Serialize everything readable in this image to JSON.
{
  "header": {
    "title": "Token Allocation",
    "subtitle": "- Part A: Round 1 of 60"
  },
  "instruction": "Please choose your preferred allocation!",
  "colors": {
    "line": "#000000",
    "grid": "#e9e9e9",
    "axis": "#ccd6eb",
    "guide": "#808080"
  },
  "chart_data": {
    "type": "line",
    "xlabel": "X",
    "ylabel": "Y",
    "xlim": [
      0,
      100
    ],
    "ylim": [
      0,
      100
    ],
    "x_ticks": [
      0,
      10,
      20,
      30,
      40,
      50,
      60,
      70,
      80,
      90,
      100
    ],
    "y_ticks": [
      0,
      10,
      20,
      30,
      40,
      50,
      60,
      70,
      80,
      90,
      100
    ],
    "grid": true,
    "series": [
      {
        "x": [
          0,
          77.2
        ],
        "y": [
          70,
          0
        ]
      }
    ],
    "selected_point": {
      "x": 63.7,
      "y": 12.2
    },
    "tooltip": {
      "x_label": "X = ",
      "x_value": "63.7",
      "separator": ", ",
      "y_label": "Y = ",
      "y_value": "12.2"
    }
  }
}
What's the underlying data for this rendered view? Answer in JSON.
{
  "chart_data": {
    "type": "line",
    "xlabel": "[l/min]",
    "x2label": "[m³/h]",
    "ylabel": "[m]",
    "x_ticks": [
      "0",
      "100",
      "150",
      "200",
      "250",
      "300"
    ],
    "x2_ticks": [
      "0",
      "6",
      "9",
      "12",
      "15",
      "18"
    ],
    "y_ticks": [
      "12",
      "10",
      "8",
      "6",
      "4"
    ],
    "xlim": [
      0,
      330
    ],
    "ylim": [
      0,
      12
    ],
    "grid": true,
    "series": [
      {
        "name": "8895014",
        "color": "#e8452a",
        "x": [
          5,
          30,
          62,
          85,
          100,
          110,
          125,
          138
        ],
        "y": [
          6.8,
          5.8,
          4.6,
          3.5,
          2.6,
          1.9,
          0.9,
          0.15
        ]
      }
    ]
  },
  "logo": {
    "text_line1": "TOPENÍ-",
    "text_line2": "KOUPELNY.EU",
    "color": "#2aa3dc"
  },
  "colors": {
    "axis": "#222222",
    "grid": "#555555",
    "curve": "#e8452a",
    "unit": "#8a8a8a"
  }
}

* * * * * * * * *

## Problem to solve
List each line of the records that holds the string "grid".

## Response
    "grid": "#e9e9e9",
    "grid": true,
    "grid": true,
    "grid": "#555555",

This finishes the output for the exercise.